> [Requirements] Pick up the passage below on evaluating entity time stamps from CTC emissions, and continue it after its last sentence.

> [Source extract]
────────────────────────────────────────
The baseline NEL models are built on top of the baseline NER models. No separate training is done for NEL.
For evaluation, two hyperparameters are tuned on dev set: offset and incl_blank. offset is a fixed duration by which we shift the time stamp predictions. incl_blank is a Boolean to decide whether the trailing blank tokens in the CTC emissions are considered as a part of the predicted segment. When incl_blank is True
, the segment between the start and end word separator tokens is considered a hypothesis.
word-F1 metric is evaluated with a tolerance hyperparameter. tolerance, a value between 0 and 1, is the fraction of overlap between a ground-truth word segment and the predicted region needed to count the word as detected; ρ = 1 means a perfect match is required to count the word as detected.
Time stamps are extracted using CTC emissions from the E2E NER model. The frames between start and end special characters constitute the detected entity segment.
────────────────────────────────────────
(Items listed in a dataset)
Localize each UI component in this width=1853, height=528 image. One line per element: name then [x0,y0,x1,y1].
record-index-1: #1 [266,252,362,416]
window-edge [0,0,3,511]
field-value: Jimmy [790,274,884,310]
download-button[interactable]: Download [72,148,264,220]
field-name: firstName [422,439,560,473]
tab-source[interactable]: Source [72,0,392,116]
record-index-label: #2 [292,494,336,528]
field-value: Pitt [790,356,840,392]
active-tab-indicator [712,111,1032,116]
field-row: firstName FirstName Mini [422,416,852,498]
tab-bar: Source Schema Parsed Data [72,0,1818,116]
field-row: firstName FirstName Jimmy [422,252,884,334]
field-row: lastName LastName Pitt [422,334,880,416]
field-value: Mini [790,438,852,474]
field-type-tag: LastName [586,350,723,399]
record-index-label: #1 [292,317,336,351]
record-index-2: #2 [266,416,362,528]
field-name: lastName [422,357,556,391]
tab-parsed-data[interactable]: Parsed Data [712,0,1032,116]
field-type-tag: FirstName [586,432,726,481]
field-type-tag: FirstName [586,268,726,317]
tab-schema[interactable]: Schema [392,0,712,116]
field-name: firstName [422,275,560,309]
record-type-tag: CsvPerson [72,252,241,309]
────────────────────────────────────────
> [Expected output]
Step 1: Extract CTC emissions from E2E NER model and save character-level timestamps.
bash baselines/nel/decode.sh e2e_ner dev
Step 2: Hyperparameter search on dev.
bash baselines/nel/eval_nel.sh e2e
Time stamps are extracted using CTC emissions from the ASR model. The frames corresponding to the entity phrase as detected by the text NER model constitute the detected entity segment.
Add evaluation scripts in the table format.
ASR model: wav2vec2.0 finetuned for ASR text NER model: DeBERTa-Base finetuned for NER
Step 1: Extract CTC emissions from the ASR model and save character-level timestamps.
bash baselines/nel/decode.sh asr dev
Step 2: Hyperparameter search on dev.
bash baselines/nel/eval_nel.sh ppl
Perfect ASR: assuming access to GT transcripts, so the predicted time stamps are the same as the GT force-aligned time stamps.
Evaluate output of the text NER model on dev.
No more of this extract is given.